Exercise aim:
The records below must be duplicated exactly, character for character.
Begin Records provided
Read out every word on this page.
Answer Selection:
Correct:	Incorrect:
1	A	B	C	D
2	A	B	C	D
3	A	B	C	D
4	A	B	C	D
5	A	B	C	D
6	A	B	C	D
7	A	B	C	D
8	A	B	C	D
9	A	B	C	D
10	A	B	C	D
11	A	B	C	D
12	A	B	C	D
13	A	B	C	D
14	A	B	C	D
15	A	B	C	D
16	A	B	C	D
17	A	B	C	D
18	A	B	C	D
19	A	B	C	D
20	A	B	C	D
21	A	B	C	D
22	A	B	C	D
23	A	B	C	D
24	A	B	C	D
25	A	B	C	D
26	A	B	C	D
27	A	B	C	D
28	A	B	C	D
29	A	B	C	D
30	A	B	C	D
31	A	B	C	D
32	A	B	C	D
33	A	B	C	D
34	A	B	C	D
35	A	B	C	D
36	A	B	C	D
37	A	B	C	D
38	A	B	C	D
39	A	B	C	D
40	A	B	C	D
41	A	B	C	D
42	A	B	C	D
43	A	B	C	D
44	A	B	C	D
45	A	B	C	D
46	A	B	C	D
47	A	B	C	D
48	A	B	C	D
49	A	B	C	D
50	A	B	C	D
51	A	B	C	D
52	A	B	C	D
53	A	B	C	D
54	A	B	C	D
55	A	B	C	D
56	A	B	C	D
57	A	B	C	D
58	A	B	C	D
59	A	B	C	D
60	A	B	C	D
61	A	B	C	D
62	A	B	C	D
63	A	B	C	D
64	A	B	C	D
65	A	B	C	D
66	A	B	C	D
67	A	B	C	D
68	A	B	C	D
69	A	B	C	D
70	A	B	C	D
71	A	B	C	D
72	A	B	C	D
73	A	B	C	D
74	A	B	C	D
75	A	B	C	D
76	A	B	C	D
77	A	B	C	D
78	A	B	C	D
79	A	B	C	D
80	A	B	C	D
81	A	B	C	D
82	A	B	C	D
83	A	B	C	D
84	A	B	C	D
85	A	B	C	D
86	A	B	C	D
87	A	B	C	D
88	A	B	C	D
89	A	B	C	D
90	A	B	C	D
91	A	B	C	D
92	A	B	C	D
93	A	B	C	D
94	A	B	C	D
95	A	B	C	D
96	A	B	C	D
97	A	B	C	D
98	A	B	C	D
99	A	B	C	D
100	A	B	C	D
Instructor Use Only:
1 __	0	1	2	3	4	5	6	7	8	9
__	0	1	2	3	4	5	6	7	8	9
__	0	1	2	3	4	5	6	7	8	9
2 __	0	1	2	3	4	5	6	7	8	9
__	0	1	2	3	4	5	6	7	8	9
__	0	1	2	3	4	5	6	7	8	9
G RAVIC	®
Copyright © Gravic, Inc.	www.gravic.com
End Records provided
Result for this exercise:
Read out every word on this page.
Answer Selection:
Correct:	Incorrect:
1	A	B	C	D
2	A	B	C	D
3	A	B	C	D
4	A	B	C	D
5	A	B	C	D
6	A	B	C	D
7	A	B	C	D
8	A	B	C	D
9	A	B	C	D
10	A	B	C	D
11	A	B	C	D
12	A	B	C	D
13	A	B	C	D
14	A	B	C	D
15	A	B	C	D
16	A	B	C	D
17	A	B	C	D
18	A	B	C	D
19	A	B	C	D
20	A	B	C	D
21	A	B	C	D
22	A	B	C	D
23	A	B	C	D
24	A	B	C	D
25	A	B	C	D
26	A	B	C	D
27	A	B	C	D
28	A	B	C	D
29	A	B	C	D
30	A	B	C	D
31	A	B	C	D
32	A	B	C	D
33	A	B	C	D
34	A	B	C	D
35	A	B	C	D
36	A	B	C	D
37	A	B	C	D
38	A	B	C	D
39	A	B	C	D
40	A	B	C	D
41	A	B	C	D
42	A	B	C	D
43	A	B	C	D
44	A	B	C	D
45	A	B	C	D
46	A	B	C	D
47	A	B	C	D
48	A	B	C	D
49	A	B	C	D
50	A	B	C	D
51	A	B	C	D
52	A	B	C	D
53	A	B	C	D
54	A	B	C	D
55	A	B	C	D
56	A	B	C	D
57	A	B	C	D
58	A	B	C	D
59	A	B	C	D
60	A	B	C	D
61	A	B	C	D
62	A	B	C	D
63	A	B	C	D
64	A	B	C	D
65	A	B	C	D
66	A	B	C	D
67	A	B	C	D
68	A	B	C	D
69	A	B	C	D
70	A	B	C	D
71	A	B	C	D
72	A	B	C	D
73	A	B	C	D
74	A	B	C	D
75	A	B	C	D
76	A	B	C	D
77	A	B	C	D
78	A	B	C	D
79	A	B	C	D
80	A	B	C	D
81	A	B	C	D
82	A	B	C	D
83	A	B	C	D
84	A	B	C	D
85	A	B	C	D
86	A	B	C	D
87	A	B	C	D
88	A	B	C	D
89	A	B	C	D
90	A	B	C	D
91	A	B	C	D
92	A	B	C	D
93	A	B	C	D
94	A	B	C	D
95	A	B	C	D
96	A	B	C	D
97	A	B	C	D
98	A	B	C	D
99	A	B	C	D
100	A	B	C	D
Instructor Use Only:
1 __	0	1	2	3	4	5	6	7	8	9
__	0	1	2	3	4	5	6	7	8	9
__	0	1	2	3	4	5	6	7	8	9
2 __	0	1	2	3	4	5	6	7	8	9
__	0	1	2	3	4	5	6	7	8	9
__	0	1	2	3	4	5	6	7	8	9
G RAVIC	®
Copyright © Gravic, Inc.	www.gravic.com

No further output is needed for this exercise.